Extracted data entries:
★ ★ ★ ★

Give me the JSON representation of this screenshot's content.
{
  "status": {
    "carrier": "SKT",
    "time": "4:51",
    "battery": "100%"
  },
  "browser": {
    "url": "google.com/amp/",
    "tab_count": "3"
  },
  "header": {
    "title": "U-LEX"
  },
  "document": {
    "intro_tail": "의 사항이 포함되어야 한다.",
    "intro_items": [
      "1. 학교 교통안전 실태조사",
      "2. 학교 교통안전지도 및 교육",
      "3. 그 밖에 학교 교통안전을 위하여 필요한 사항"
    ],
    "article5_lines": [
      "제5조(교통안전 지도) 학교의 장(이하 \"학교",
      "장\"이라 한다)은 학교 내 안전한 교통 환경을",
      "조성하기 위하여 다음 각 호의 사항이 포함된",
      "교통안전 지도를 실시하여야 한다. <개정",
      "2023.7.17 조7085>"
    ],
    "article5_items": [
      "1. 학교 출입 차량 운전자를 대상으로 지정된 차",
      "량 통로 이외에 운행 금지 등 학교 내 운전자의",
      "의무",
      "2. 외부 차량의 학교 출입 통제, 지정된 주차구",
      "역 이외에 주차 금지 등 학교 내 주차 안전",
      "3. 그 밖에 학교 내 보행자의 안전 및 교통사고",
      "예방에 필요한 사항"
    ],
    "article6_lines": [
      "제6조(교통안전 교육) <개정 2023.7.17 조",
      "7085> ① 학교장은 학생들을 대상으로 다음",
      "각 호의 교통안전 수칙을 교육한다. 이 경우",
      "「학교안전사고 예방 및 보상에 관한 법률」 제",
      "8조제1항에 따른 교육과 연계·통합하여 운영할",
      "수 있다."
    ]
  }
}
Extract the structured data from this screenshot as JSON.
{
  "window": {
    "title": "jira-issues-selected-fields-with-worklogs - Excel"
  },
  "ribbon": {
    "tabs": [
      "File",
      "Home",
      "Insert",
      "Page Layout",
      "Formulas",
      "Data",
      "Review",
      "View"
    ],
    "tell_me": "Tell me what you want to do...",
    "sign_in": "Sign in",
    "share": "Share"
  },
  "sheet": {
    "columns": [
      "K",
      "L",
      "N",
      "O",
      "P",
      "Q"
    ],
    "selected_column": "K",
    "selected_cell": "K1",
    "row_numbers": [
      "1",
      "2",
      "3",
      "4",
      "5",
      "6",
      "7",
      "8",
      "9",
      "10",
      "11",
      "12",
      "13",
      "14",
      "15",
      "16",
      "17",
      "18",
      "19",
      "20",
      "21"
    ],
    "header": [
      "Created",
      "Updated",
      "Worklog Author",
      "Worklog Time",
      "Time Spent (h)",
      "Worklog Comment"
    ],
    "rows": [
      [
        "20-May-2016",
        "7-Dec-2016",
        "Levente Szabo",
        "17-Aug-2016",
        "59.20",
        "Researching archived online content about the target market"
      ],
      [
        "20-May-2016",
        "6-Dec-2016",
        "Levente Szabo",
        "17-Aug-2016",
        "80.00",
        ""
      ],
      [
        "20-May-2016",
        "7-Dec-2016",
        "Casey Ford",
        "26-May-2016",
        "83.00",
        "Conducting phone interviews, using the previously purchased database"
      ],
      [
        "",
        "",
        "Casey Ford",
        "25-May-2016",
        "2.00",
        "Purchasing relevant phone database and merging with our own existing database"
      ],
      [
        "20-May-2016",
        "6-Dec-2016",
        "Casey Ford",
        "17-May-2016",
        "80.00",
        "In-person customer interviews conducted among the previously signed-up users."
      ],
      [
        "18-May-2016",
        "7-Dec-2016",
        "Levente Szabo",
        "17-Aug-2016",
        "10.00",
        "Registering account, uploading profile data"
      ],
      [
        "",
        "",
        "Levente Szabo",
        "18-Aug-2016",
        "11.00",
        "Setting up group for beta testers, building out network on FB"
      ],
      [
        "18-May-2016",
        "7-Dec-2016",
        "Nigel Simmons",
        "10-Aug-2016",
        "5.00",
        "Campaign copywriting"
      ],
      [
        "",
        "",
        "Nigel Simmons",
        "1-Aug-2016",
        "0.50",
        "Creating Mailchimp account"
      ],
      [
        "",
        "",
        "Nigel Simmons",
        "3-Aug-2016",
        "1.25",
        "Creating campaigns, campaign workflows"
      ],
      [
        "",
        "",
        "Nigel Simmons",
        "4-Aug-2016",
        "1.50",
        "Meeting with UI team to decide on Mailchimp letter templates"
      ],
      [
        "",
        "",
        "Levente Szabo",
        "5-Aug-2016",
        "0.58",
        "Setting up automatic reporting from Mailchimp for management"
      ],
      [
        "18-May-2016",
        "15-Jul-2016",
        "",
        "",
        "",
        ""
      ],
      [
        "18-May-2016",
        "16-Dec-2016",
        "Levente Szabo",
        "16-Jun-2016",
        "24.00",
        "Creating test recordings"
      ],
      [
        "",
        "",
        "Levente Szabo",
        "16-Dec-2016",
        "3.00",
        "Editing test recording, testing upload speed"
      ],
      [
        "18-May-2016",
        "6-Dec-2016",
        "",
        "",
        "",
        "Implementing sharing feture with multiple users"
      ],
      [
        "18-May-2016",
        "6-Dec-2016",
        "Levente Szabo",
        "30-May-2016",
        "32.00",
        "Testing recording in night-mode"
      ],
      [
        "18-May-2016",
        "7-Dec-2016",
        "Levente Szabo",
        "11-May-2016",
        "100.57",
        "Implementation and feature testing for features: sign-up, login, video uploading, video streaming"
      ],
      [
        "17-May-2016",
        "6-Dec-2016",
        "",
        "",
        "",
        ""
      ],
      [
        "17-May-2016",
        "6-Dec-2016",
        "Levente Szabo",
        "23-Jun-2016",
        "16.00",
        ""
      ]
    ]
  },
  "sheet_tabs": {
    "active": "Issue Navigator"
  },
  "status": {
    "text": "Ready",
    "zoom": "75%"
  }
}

★ ★ ★ ★

Work to complete =>
Copy each record from above exactly, and include every line.

Exercise solution =>
Give me the JSON representation of this screenshot's content.
{
  "status": {
    "carrier": "SKT",
    "time": "4:51",
    "battery": "100%"
  },
  "browser": {
    "url": "google.com/amp/",
    "tab_count": "3"
  },
  "header": {
    "title": "U-LEX"
  },
  "document": {
    "intro_tail": "의 사항이 포함되어야 한다.",
    "intro_items": [
      "1. 학교 교통안전 실태조사",
      "2. 학교 교통안전지도 및 교육",
      "3. 그 밖에 학교 교통안전을 위하여 필요한 사항"
    ],
    "article5_lines": [
      "제5조(교통안전 지도) 학교의 장(이하 \"학교",
      "장\"이라 한다)은 학교 내 안전한 교통 환경을",
      "조성하기 위하여 다음 각 호의 사항이 포함된",
      "교통안전 지도를 실시하여야 한다. <개정",
      "2023.7.17 조7085>"
    ],
    "article5_items": [
      "1. 학교 출입 차량 운전자를 대상으로 지정된 차",
      "량 통로 이외에 운행 금지 등 학교 내 운전자의",
      "의무",
      "2. 외부 차량의 학교 출입 통제, 지정된 주차구",
      "역 이외에 주차 금지 등 학교 내 주차 안전",
      "3. 그 밖에 학교 내 보행자의 안전 및 교통사고",
      "예방에 필요한 사항"
    ],
    "article6_lines": [
      "제6조(교통안전 교육) <개정 2023.7.17 조",
      "7085> ① 학교장은 학생들을 대상으로 다음",
      "각 호의 교통안전 수칙을 교육한다. 이 경우",
      "「학교안전사고 예방 및 보상에 관한 법률」 제",
      "8조제1항에 따른 교육과 연계·통합하여 운영할",
      "수 있다."
    ]
  }
}
Extract the structured data from this screenshot as JSON.
{
  "window": {
    "title": "jira-issues-selected-fields-with-worklogs - Excel"
  },
  "ribbon": {
    "tabs": [
      "File",
      "Home",
      "Insert",
      "Page Layout",
      "Formulas",
      "Data",
      "Review",
      "View"
    ],
    "tell_me": "Tell me what you want to do...",
    "sign_in": "Sign in",
    "share": "Share"
  },
  "sheet": {
    "columns": [
      "K",
      "L",
      "N",
      "O",
      "P",
      "Q"
    ],
    "selected_column": "K",
    "selected_cell": "K1",
    "row_numbers": [
      "1",
      "2",
      "3",
      "4",
      "5",
      "6",
      "7",
      "8",
      "9",
      "10",
      "11",
      "12",
      "13",
      "14",
      "15",
      "16",
      "17",
      "18",
      "19",
      "20",
      "21"
    ],
    "header": [
      "Created",
      "Updated",
      "Worklog Author",
      "Worklog Time",
      "Time Spent (h)",
      "Worklog Comment"
    ],
    "rows": [
      [
        "20-May-2016",
        "7-Dec-2016",
        "Levente Szabo",
        "17-Aug-2016",
        "59.20",
        "Researching archived online content about the target market"
      ],
      [
        "20-May-2016",
        "6-Dec-2016",
        "Levente Szabo",
        "17-Aug-2016",
        "80.00",
        ""
      ],
      [
        "20-May-2016",
        "7-Dec-2016",
        "Casey Ford",
        "26-May-2016",
        "83.00",
        "Conducting phone interviews, using the previously purchased database"
      ],
      [
        "",
        "",
        "Casey Ford",
        "25-May-2016",
        "2.00",
        "Purchasing relevant phone database and merging with our own existing database"
      ],
      [
        "20-May-2016",
        "6-Dec-2016",
        "Casey Ford",
        "17-May-2016",
        "80.00",
        "In-person customer interviews conducted among the previously signed-up users."
      ],
      [
        "18-May-2016",
        "7-Dec-2016",
        "Levente Szabo",
        "17-Aug-2016",
        "10.00",
        "Registering account, uploading profile data"
      ],
      [
        "",
        "",
        "Levente Szabo",
        "18-Aug-2016",
        "11.00",
        "Setting up group for beta testers, building out network on FB"
      ],
      [
        "18-May-2016",
        "7-Dec-2016",
        "Nigel Simmons",
        "10-Aug-2016",
        "5.00",
        "Campaign copywriting"
      ],
      [
        "",
        "",
        "Nigel Simmons",
        "1-Aug-2016",
        "0.50",
        "Creating Mailchimp account"
      ],
      [
        "",
        "",
        "Nigel Simmons",
        "3-Aug-2016",
        "1.25",
        "Creating campaigns, campaign workflows"
      ],
      [
        "",
        "",
        "Nigel Simmons",
        "4-Aug-2016",
        "1.50",
        "Meeting with UI team to decide on Mailchimp letter templates"
      ],
      [
        "",
        "",
        "Levente Szabo",
        "5-Aug-2016",
        "0.58",
        "Setting up automatic reporting from Mailchimp for management"
      ],
      [
        "18-May-2016",
        "15-Jul-2016",
        "",
        "",
        "",
        ""
      ],
      [
        "18-May-2016",
        "16-Dec-2016",
        "Levente Szabo",
        "16-Jun-2016",
        "24.00",
        "Creating test recordings"
      ],
      [
        "",
        "",
        "Levente Szabo",
        "16-Dec-2016",
        "3.00",
        "Editing test recording, testing upload speed"
      ],
      [
        "18-May-2016",
        "6-Dec-2016",
        "",
        "",
        "",
        "Implementing sharing feture with multiple users"
      ],
      [
        "18-May-2016",
        "6-Dec-2016",
        "Levente Szabo",
        "30-May-2016",
        "32.00",
        "Testing recording in night-mode"
      ],
      [
        "18-May-2016",
        "7-Dec-2016",
        "Levente Szabo",
        "11-May-2016",
        "100.57",
        "Implementation and feature testing for features: sign-up, login, video uploading, video streaming"
      ],
      [
        "17-May-2016",
        "6-Dec-2016",
        "",
        "",
        "",
        ""
      ],
      [
        "17-May-2016",
        "6-Dec-2016",
        "Levente Szabo",
        "23-Jun-2016",
        "16.00",
        ""
      ]
    ]
  },
  "sheet_tabs": {
    "active": "Issue Navigator"
  },
  "status": {
    "text": "Ready",
    "zoom": "75%"
  }
}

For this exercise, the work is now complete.